◆ OBJECTIVE
A line counts if it contains the word "double" at least once. State how many such lines the records contain, giving the number alone.

◆ MATERIAL
+--
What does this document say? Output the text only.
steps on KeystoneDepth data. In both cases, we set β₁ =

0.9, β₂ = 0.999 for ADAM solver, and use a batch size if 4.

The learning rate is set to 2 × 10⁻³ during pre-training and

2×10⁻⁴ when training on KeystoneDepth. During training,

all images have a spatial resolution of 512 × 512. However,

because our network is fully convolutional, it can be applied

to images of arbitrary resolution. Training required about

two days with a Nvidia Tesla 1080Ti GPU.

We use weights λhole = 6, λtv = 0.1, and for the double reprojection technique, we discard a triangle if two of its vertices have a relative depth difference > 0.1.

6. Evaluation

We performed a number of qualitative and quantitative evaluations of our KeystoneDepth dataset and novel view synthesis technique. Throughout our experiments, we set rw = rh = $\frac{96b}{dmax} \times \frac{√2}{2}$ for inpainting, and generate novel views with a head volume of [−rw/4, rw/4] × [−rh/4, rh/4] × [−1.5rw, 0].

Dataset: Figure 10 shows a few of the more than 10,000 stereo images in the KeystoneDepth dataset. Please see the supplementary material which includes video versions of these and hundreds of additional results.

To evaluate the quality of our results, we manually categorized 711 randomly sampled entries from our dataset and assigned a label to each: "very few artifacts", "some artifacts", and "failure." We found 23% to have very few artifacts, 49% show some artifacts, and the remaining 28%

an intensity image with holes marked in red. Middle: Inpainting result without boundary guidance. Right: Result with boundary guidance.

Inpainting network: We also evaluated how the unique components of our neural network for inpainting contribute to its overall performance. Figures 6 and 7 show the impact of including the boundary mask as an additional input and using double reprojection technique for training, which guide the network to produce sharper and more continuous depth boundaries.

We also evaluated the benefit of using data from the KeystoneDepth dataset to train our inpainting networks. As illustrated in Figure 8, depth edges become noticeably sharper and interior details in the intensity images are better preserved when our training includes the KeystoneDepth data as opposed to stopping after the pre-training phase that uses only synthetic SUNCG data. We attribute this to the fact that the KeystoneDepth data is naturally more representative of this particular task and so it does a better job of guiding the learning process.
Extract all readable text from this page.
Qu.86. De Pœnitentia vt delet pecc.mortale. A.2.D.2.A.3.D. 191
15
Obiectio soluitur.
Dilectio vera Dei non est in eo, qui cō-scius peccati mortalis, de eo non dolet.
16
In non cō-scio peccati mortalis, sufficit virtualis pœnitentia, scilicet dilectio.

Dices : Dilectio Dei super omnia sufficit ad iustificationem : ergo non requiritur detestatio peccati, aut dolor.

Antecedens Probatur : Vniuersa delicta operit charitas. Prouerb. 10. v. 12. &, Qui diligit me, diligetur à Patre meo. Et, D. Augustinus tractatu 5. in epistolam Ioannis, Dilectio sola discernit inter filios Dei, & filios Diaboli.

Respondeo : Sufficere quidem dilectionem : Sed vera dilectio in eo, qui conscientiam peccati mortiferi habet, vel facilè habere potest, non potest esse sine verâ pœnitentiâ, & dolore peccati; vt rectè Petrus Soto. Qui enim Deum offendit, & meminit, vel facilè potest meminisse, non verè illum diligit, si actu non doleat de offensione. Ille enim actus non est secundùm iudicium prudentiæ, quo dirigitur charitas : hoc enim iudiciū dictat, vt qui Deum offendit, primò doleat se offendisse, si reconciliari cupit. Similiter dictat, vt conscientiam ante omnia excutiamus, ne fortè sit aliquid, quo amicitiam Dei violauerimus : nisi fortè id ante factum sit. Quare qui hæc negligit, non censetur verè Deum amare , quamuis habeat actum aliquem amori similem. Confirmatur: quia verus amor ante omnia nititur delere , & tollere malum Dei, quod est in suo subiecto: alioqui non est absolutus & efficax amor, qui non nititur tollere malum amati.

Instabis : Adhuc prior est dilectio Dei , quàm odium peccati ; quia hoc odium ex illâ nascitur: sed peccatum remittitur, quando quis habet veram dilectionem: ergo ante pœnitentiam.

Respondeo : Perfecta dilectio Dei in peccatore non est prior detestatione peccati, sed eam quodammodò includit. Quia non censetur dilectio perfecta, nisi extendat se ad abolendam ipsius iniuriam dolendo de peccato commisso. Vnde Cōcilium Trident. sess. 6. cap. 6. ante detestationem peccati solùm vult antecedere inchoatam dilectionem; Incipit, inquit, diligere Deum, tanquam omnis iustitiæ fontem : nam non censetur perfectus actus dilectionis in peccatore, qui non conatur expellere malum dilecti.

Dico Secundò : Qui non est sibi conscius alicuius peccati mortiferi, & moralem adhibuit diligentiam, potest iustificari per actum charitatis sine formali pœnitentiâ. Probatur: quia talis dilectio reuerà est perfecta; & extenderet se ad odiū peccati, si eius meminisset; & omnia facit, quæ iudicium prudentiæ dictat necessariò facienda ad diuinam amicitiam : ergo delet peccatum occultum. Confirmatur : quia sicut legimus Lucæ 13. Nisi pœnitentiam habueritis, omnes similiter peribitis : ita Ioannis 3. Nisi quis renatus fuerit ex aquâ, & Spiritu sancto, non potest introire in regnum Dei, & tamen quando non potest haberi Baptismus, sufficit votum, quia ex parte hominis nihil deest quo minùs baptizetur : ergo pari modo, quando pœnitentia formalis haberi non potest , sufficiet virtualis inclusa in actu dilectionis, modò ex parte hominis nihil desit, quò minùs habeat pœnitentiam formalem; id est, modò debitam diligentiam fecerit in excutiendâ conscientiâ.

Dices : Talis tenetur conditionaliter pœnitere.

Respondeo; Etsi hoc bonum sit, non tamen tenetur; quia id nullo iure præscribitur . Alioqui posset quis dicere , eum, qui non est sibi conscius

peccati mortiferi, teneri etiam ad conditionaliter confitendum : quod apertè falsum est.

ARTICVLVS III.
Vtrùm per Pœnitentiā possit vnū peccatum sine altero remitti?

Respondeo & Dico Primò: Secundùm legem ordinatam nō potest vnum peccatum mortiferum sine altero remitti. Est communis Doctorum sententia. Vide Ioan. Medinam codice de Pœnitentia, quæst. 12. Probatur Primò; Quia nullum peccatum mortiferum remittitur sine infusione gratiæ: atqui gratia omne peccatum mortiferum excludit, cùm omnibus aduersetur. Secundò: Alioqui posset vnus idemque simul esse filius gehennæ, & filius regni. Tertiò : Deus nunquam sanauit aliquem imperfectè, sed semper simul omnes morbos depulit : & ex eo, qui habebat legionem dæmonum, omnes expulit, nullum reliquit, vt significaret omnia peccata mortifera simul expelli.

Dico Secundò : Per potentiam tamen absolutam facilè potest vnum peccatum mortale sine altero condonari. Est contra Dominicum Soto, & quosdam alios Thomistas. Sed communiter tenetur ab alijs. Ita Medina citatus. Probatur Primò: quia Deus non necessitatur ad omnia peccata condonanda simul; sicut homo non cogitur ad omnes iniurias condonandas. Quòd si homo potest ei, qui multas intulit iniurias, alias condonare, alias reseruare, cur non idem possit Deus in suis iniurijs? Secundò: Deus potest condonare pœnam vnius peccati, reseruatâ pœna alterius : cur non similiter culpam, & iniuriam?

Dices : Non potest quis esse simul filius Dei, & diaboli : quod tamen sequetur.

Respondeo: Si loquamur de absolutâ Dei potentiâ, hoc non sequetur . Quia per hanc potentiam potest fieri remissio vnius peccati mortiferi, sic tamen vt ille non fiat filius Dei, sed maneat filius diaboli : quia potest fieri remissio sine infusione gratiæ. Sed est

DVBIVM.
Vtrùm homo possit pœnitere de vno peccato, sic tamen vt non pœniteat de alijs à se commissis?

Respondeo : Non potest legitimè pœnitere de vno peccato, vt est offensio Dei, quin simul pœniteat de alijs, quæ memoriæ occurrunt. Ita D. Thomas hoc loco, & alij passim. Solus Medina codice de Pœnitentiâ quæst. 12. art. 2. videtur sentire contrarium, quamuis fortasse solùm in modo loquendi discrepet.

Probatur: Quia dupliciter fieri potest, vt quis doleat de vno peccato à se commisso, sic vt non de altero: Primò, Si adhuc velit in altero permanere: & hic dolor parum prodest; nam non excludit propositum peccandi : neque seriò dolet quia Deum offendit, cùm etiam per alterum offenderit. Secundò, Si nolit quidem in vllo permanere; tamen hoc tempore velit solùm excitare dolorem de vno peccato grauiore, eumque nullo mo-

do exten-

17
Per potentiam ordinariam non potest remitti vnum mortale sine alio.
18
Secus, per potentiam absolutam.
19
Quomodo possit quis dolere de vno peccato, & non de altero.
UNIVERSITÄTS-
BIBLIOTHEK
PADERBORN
+--
◆ EXERCISE RESPONSE
2